### Stated task
Select every line containing the word "être" from the material, and copy those lines.

--- Start Data entries ---

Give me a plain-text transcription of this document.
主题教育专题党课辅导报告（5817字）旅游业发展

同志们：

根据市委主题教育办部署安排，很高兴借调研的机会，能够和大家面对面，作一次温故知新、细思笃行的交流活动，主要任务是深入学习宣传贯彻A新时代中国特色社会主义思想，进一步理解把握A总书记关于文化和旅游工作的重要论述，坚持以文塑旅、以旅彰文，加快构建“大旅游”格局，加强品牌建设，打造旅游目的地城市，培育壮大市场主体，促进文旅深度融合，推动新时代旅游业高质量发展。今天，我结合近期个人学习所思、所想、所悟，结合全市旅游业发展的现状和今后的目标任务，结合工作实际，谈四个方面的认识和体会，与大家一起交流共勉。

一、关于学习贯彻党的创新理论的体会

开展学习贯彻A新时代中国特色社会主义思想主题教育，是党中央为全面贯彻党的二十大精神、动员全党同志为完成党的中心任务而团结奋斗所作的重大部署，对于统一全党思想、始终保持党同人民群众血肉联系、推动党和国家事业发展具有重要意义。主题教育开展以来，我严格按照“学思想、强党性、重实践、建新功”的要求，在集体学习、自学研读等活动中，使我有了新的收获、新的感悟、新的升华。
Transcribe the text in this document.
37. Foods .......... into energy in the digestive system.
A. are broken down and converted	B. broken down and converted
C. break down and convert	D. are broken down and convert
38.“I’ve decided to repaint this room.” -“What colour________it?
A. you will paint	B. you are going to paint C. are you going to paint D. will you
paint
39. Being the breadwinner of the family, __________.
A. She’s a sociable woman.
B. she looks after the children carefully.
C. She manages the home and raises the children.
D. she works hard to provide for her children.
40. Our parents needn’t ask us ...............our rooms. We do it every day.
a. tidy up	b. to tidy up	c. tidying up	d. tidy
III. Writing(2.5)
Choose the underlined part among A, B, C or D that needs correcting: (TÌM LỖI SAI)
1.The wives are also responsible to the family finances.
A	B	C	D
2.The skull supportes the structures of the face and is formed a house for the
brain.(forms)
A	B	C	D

--- End Data entries ---
--- Start Data entries ---

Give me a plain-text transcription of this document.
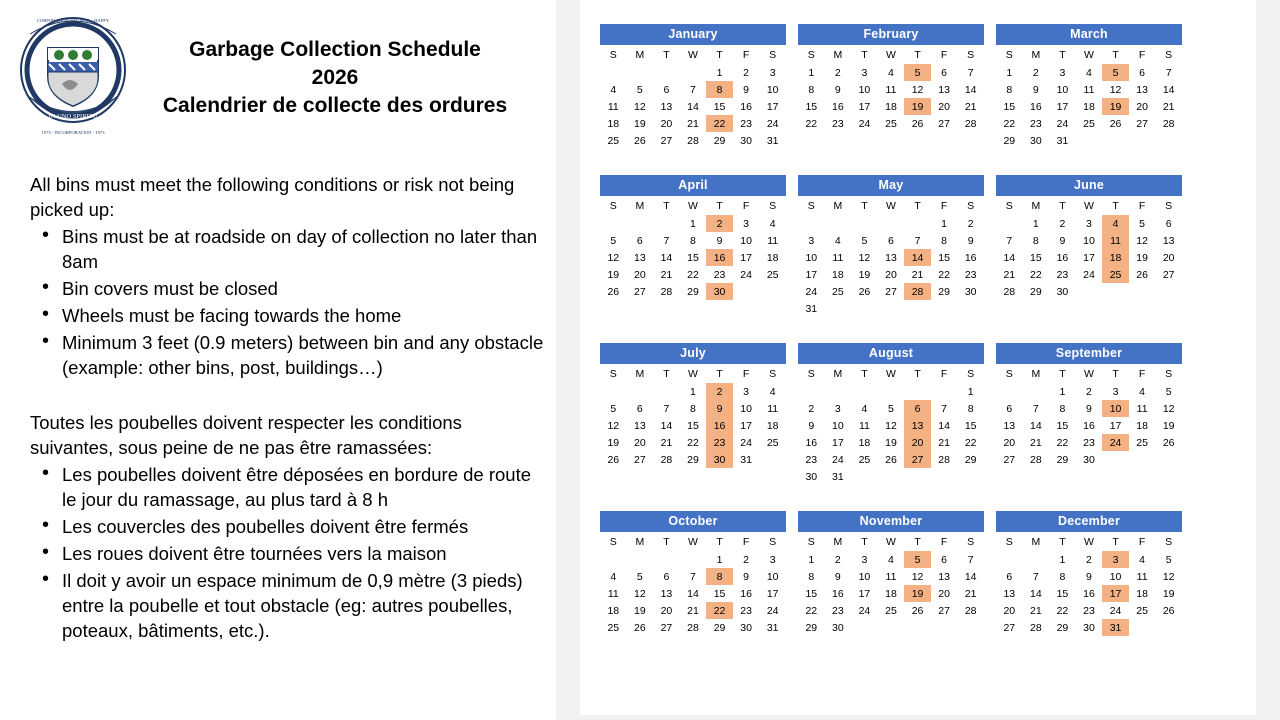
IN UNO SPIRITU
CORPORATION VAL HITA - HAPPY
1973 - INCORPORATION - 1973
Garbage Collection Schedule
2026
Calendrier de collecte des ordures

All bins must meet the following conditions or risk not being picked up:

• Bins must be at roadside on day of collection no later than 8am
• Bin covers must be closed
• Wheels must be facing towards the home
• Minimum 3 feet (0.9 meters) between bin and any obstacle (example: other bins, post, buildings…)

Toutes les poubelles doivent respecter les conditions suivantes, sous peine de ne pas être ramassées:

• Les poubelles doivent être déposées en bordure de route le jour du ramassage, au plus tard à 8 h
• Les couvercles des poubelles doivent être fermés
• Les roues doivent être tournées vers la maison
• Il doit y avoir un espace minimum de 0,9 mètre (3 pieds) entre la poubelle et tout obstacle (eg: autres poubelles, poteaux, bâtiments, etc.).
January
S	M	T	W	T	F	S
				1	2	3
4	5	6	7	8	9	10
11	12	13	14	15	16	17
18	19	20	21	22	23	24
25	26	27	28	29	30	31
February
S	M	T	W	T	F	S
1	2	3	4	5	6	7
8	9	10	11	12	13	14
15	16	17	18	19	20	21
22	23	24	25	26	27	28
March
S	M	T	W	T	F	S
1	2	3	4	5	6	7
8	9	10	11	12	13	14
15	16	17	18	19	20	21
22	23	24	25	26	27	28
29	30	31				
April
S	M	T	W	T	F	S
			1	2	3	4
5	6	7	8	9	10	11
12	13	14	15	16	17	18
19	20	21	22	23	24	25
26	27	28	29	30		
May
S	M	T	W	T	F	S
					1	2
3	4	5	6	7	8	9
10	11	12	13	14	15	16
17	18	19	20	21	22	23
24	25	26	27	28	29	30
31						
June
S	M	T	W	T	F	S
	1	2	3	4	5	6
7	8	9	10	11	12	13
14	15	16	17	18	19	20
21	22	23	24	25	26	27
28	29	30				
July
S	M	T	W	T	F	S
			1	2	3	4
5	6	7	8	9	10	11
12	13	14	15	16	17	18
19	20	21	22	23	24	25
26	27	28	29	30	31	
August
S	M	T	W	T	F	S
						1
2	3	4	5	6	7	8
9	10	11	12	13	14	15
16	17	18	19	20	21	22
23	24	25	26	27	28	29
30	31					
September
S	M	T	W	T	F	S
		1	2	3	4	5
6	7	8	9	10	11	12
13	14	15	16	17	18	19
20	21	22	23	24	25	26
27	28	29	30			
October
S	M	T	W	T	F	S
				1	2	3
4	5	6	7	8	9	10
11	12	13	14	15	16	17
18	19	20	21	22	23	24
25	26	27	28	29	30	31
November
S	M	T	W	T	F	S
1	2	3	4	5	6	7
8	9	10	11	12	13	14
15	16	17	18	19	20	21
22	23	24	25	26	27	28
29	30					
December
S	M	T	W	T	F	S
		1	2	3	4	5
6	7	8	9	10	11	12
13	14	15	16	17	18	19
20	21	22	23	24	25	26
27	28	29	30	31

--- End Data entries ---
--- Start Data entries ---

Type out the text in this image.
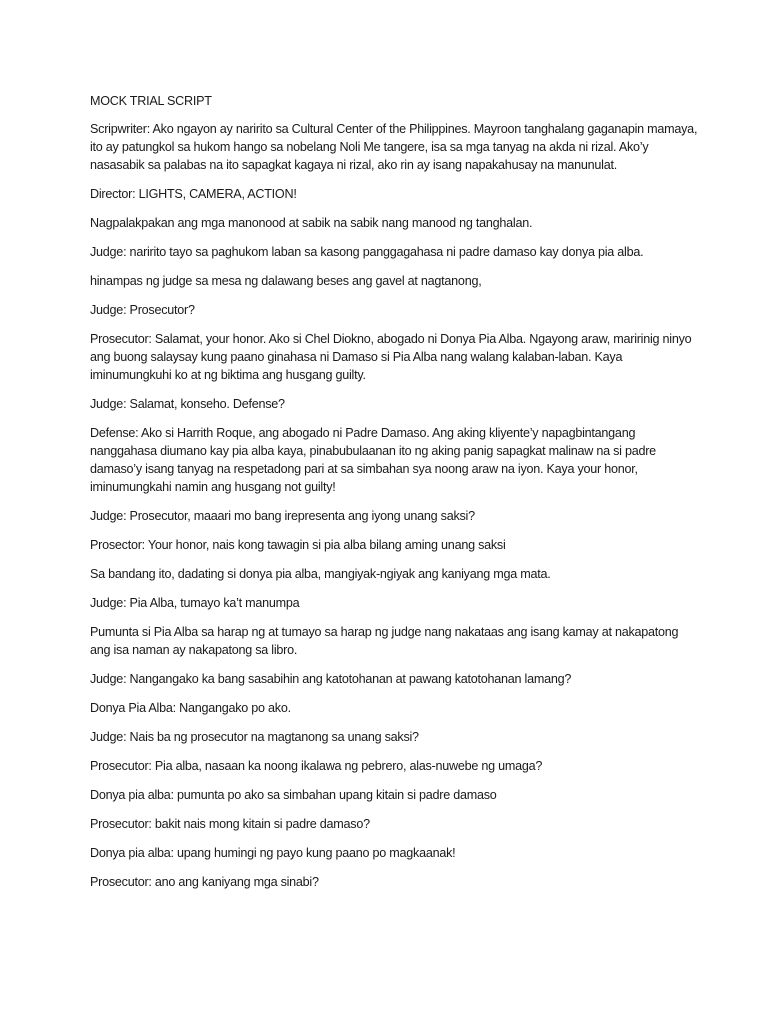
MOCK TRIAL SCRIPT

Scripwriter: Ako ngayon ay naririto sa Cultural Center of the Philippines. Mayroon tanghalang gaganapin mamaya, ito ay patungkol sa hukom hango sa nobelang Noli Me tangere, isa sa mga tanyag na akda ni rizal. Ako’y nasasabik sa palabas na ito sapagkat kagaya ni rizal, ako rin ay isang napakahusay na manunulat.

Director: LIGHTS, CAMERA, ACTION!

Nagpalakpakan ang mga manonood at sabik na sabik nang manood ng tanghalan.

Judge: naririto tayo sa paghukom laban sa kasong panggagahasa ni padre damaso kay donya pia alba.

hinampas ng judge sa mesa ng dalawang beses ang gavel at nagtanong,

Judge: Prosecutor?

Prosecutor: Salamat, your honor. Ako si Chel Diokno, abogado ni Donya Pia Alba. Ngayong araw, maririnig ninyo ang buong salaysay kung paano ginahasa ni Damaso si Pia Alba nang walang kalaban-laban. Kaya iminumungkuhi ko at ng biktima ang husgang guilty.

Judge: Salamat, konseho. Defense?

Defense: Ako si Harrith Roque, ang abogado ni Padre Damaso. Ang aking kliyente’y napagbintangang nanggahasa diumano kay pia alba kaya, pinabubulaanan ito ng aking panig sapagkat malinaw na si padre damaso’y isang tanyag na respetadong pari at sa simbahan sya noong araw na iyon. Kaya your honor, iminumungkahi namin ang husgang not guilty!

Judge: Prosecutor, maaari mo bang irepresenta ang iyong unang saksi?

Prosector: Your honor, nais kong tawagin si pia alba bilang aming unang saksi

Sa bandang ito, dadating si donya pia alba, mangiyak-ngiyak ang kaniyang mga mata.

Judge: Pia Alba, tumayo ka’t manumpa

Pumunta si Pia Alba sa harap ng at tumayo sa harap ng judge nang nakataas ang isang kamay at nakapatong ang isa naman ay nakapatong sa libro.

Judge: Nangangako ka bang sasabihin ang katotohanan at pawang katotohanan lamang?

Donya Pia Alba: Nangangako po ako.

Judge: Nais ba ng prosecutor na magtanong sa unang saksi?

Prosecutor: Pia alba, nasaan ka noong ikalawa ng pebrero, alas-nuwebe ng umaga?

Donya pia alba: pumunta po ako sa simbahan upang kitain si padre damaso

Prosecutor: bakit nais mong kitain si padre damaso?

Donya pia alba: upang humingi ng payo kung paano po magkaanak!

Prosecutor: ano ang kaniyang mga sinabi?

--- End Data entries ---

### Answer for this exercise
Toutes les poubelles doivent respecter les conditions suivantes, sous peine de ne pas être ramassées:
• Les poubelles doivent être déposées en bordure de route le jour du ramassage, au plus tard à 8 h
• Les couvercles des poubelles doivent être fermés
• Les roues doivent être tournées vers la maison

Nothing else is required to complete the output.